+++ Task data

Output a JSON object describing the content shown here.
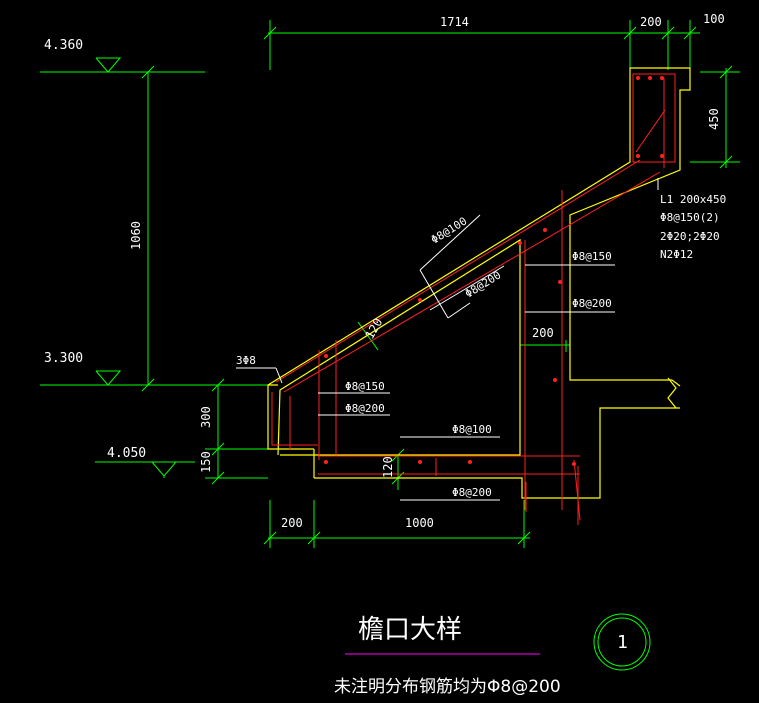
{
  "drawing": {
    "title": "檐口大样",
    "note": "未注明分布钢筋均为Φ8@200",
    "detail_number": "1",
    "levels": {
      "top": "4.360",
      "mid": "3.300",
      "low": "4.050"
    },
    "dimensions": {
      "top_span": "1714",
      "top_beam_width": "200",
      "top_overhang": "100",
      "beam_depth": "450",
      "vertical_height": "1060",
      "parapet_upper": "300",
      "parapet_lower": "150",
      "bottom_left": "200",
      "bottom_span": "1000",
      "slab_thickness": "120",
      "wall_width": "200",
      "slope_thickness": "120"
    },
    "beam_spec": [
      "L1 200x450",
      "Φ8@150(2)",
      "2Φ20;2Φ20",
      "N2Φ12"
    ],
    "rebar_labels": {
      "slope_top": "Φ8@100",
      "slope_bottom": "Φ8@200",
      "wall_a": "Φ8@150",
      "wall_b": "Φ8@200",
      "left_a": "Φ8@150",
      "left_b": "Φ8@200",
      "bottom_top": "Φ8@100",
      "bottom_bottom": "Φ8@200",
      "corner": "3Φ8"
    }
  }
}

++++++

● **Task instructions**
Reproduce the whole listing above word for word, but not its pictures.

● **Task solution**
Output a JSON object describing the content shown here.
{
  "drawing": {
    "title": "檐口大样",
    "note": "未注明分布钢筋均为Φ8@200",
    "detail_number": "1",
    "levels": {
      "top": "4.360",
      "mid": "3.300",
      "low": "4.050"
    },
    "dimensions": {
      "top_span": "1714",
      "top_beam_width": "200",
      "top_overhang": "100",
      "beam_depth": "450",
      "vertical_height": "1060",
      "parapet_upper": "300",
      "parapet_lower": "150",
      "bottom_left": "200",
      "bottom_span": "1000",
      "slab_thickness": "120",
      "wall_width": "200",
      "slope_thickness": "120"
    },
    "beam_spec": [
      "L1 200x450",
      "Φ8@150(2)",
      "2Φ20;2Φ20",
      "N2Φ12"
    ],
    "rebar_labels": {
      "slope_top": "Φ8@100",
      "slope_bottom": "Φ8@200",
      "wall_a": "Φ8@150",
      "wall_b": "Φ8@200",
      "left_a": "Φ8@150",
      "left_b": "Φ8@200",
      "bottom_top": "Φ8@100",
      "bottom_bottom": "Φ8@200",
      "corner": "3Φ8"
    }
  }
}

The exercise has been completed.